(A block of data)
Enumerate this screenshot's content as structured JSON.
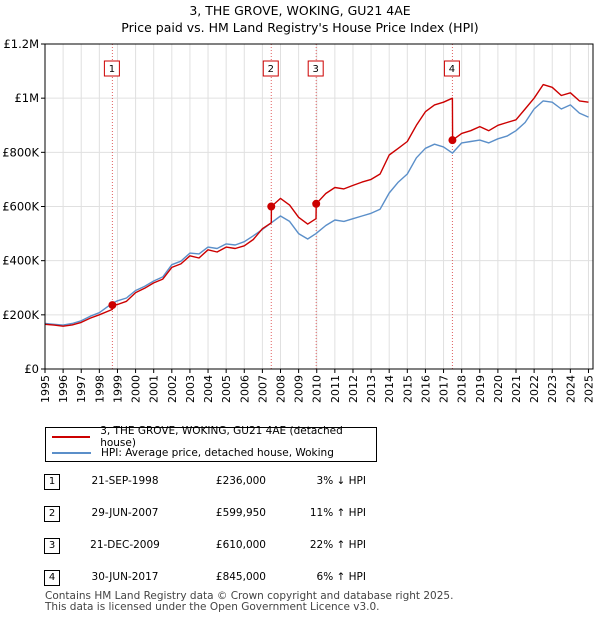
{
  "chart_data": {
    "type": "line",
    "title": "3, THE GROVE, WOKING, GU21 4AE",
    "subtitle": "Price paid vs. HM Land Registry's House Price Index (HPI)",
    "xlabel": "",
    "ylabel": "",
    "xlim": [
      1995,
      2025.25
    ],
    "ylim": [
      0,
      1200000
    ],
    "x_ticks": [
      "1995",
      "1996",
      "1997",
      "1998",
      "1999",
      "2000",
      "2001",
      "2002",
      "2003",
      "2004",
      "2005",
      "2006",
      "2007",
      "2008",
      "2009",
      "2010",
      "2011",
      "2012",
      "2013",
      "2014",
      "2015",
      "2016",
      "2017",
      "2018",
      "2019",
      "2020",
      "2021",
      "2022",
      "2023",
      "2024",
      "2025"
    ],
    "y_ticks": [
      {
        "value": 0,
        "label": "£0"
      },
      {
        "value": 200000,
        "label": "£200K"
      },
      {
        "value": 400000,
        "label": "£400K"
      },
      {
        "value": 600000,
        "label": "£600K"
      },
      {
        "value": 800000,
        "label": "£800K"
      },
      {
        "value": 1000000,
        "label": "£1M"
      },
      {
        "value": 1200000,
        "label": "£1.2M"
      }
    ],
    "grid": true,
    "series": [
      {
        "name": "3, THE GROVE, WOKING, GU21 4AE (detached house)",
        "color": "#cc0000",
        "x": [
          1995.0,
          1995.5,
          1996.0,
          1996.5,
          1997.0,
          1997.5,
          1998.0,
          1998.72,
          1998.73,
          1999.0,
          1999.5,
          2000.0,
          2000.5,
          2001.0,
          2001.5,
          2002.0,
          2002.5,
          2003.0,
          2003.5,
          2004.0,
          2004.5,
          2005.0,
          2005.5,
          2006.0,
          2006.5,
          2007.0,
          2007.49,
          2007.5,
          2008.0,
          2008.5,
          2009.0,
          2009.5,
          2009.96,
          2009.97,
          2010.5,
          2011.0,
          2011.5,
          2012.0,
          2012.5,
          2013.0,
          2013.5,
          2014.0,
          2014.5,
          2015.0,
          2015.5,
          2016.0,
          2016.5,
          2017.0,
          2017.49,
          2017.5,
          2018.0,
          2018.5,
          2019.0,
          2019.5,
          2020.0,
          2020.5,
          2021.0,
          2021.5,
          2022.0,
          2022.5,
          2023.0,
          2023.5,
          2024.0,
          2024.5,
          2025.0
        ],
        "values": [
          165000,
          162000,
          158000,
          163000,
          172000,
          188000,
          200000,
          220000,
          236000,
          238000,
          250000,
          282000,
          298000,
          318000,
          332000,
          375000,
          388000,
          418000,
          410000,
          440000,
          432000,
          450000,
          445000,
          455000,
          478000,
          518000,
          540000,
          599950,
          630000,
          605000,
          560000,
          535000,
          555000,
          610000,
          648000,
          670000,
          665000,
          678000,
          690000,
          700000,
          720000,
          790000,
          815000,
          840000,
          900000,
          950000,
          975000,
          985000,
          1000000,
          845000,
          870000,
          880000,
          895000,
          880000,
          900000,
          910000,
          920000,
          960000,
          1000000,
          1050000,
          1040000,
          1010000,
          1020000,
          990000,
          985000
        ]
      },
      {
        "name": "HPI: Average price, detached house, Woking",
        "color": "#5b8fc9",
        "x": [
          1995.0,
          1995.5,
          1996.0,
          1996.5,
          1997.0,
          1997.5,
          1998.0,
          1998.72,
          1999.0,
          1999.5,
          2000.0,
          2000.5,
          2001.0,
          2001.5,
          2002.0,
          2002.5,
          2003.0,
          2003.5,
          2004.0,
          2004.5,
          2005.0,
          2005.5,
          2006.0,
          2006.5,
          2007.0,
          2007.49,
          2008.0,
          2008.5,
          2009.0,
          2009.5,
          2009.96,
          2010.5,
          2011.0,
          2011.5,
          2012.0,
          2012.5,
          2013.0,
          2013.5,
          2014.0,
          2014.5,
          2015.0,
          2015.5,
          2016.0,
          2016.5,
          2017.0,
          2017.49,
          2018.0,
          2018.5,
          2019.0,
          2019.5,
          2020.0,
          2020.5,
          2021.0,
          2021.5,
          2022.0,
          2022.5,
          2023.0,
          2023.5,
          2024.0,
          2024.5,
          2025.0
        ],
        "values": [
          168000,
          165000,
          162000,
          168000,
          178000,
          195000,
          208000,
          243000,
          252000,
          262000,
          290000,
          305000,
          325000,
          340000,
          385000,
          398000,
          428000,
          425000,
          450000,
          445000,
          462000,
          458000,
          470000,
          492000,
          515000,
          540000,
          565000,
          545000,
          500000,
          480000,
          500000,
          530000,
          550000,
          545000,
          555000,
          565000,
          575000,
          590000,
          650000,
          690000,
          720000,
          780000,
          815000,
          830000,
          820000,
          797000,
          835000,
          840000,
          845000,
          835000,
          850000,
          860000,
          880000,
          910000,
          960000,
          990000,
          985000,
          960000,
          975000,
          945000,
          930000
        ]
      }
    ],
    "transactions": [
      {
        "n": "1",
        "x": 1998.72,
        "price": 236000,
        "date": "21-SEP-1998",
        "price_label": "£236,000",
        "hpi": "3% ↓ HPI"
      },
      {
        "n": "2",
        "x": 2007.49,
        "price": 599950,
        "date": "29-JUN-2007",
        "price_label": "£599,950",
        "hpi": "11% ↑ HPI"
      },
      {
        "n": "3",
        "x": 2009.97,
        "price": 610000,
        "date": "21-DEC-2009",
        "price_label": "£610,000",
        "hpi": "22% ↑ HPI"
      },
      {
        "n": "4",
        "x": 2017.49,
        "price": 845000,
        "date": "30-JUN-2017",
        "price_label": "£845,000",
        "hpi": "6% ↑ HPI"
      }
    ],
    "legend_position": "bottom"
  },
  "legend": {
    "property_label": "3, THE GROVE, WOKING, GU21 4AE (detached house)",
    "hpi_label": "HPI: Average price, detached house, Woking"
  },
  "footer": {
    "line1": "Contains HM Land Registry data © Crown copyright and database right 2025.",
    "line2": "This data is licensed under the Open Government Licence v3.0."
  }
}
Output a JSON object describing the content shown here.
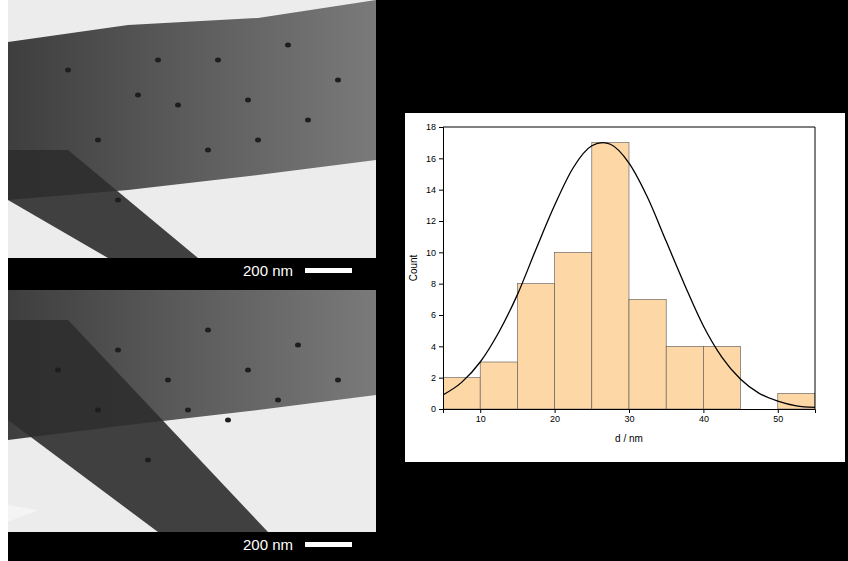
{
  "images": [
    {
      "scale_bar": "200 nm"
    },
    {
      "scale_bar": "200 nm"
    }
  ],
  "chart_data": {
    "type": "histogram",
    "x_label": "d / nm",
    "y_label": "Count",
    "bins": [
      5,
      10,
      15,
      20,
      25,
      30,
      35,
      40,
      45,
      50,
      55
    ],
    "values": [
      2,
      3,
      8,
      10,
      17,
      7,
      4,
      4,
      0,
      1
    ],
    "color": "#fdd7a6",
    "xlim": [
      5,
      55
    ],
    "ylim": [
      0,
      18
    ],
    "xticks": [
      10,
      20,
      30,
      40,
      50
    ],
    "yticks": [
      0,
      2,
      4,
      6,
      8,
      10,
      12,
      14,
      16,
      18
    ],
    "series": [
      {
        "type": "line",
        "color": "#000000",
        "x": [
          5,
          7.5,
          10,
          12.5,
          15,
          17.5,
          20,
          22.5,
          25,
          26.5,
          27.5,
          30,
          32.5,
          35,
          37.5,
          40,
          42.5,
          45,
          47.5,
          50,
          52.5,
          55
        ],
        "values": [
          0.9,
          1.7,
          3.0,
          4.9,
          7.3,
          10.2,
          13.0,
          15.4,
          16.8,
          17.0,
          16.9,
          15.7,
          13.5,
          10.7,
          7.9,
          5.3,
          3.3,
          1.9,
          1.0,
          0.5,
          0.2,
          0.1
        ]
      }
    ]
  }
}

STATED PROBLEM
All lines from the one containing "Output a JSON" through the end of the data are to be written out exactly, with nothing added; skip the pictures.

EXERCISE SOLUTION
Output a JSON object describing the content shown here.
{
  "images": [
    {
      "scale_bar": "200 nm"
    },
    {
      "scale_bar": "200 nm"
    }
  ],
  "chart_data": {
    "type": "histogram",
    "x_label": "d / nm",
    "y_label": "Count",
    "bins": [
      5,
      10,
      15,
      20,
      25,
      30,
      35,
      40,
      45,
      50,
      55
    ],
    "values": [
      2,
      3,
      8,
      10,
      17,
      7,
      4,
      4,
      0,
      1
    ],
    "color": "#fdd7a6",
    "xlim": [
      5,
      55
    ],
    "ylim": [
      0,
      18
    ],
    "xticks": [
      10,
      20,
      30,
      40,
      50
    ],
    "yticks": [
      0,
      2,
      4,
      6,
      8,
      10,
      12,
      14,
      16,
      18
    ],
    "series": [
      {
        "type": "line",
        "color": "#000000",
        "x": [
          5,
          7.5,
          10,
          12.5,
          15,
          17.5,
          20,
          22.5,
          25,
          26.5,
          27.5,
          30,
          32.5,
          35,
          37.5,
          40,
          42.5,
          45,
          47.5,
          50,
          52.5,
          55
        ],
        "values": [
          0.9,
          1.7,
          3.0,
          4.9,
          7.3,
          10.2,
          13.0,
          15.4,
          16.8,
          17.0,
          16.9,
          15.7,
          13.5,
          10.7,
          7.9,
          5.3,
          3.3,
          1.9,
          1.0,
          0.5,
          0.2,
          0.1
        ]
      }
    ]
  }
}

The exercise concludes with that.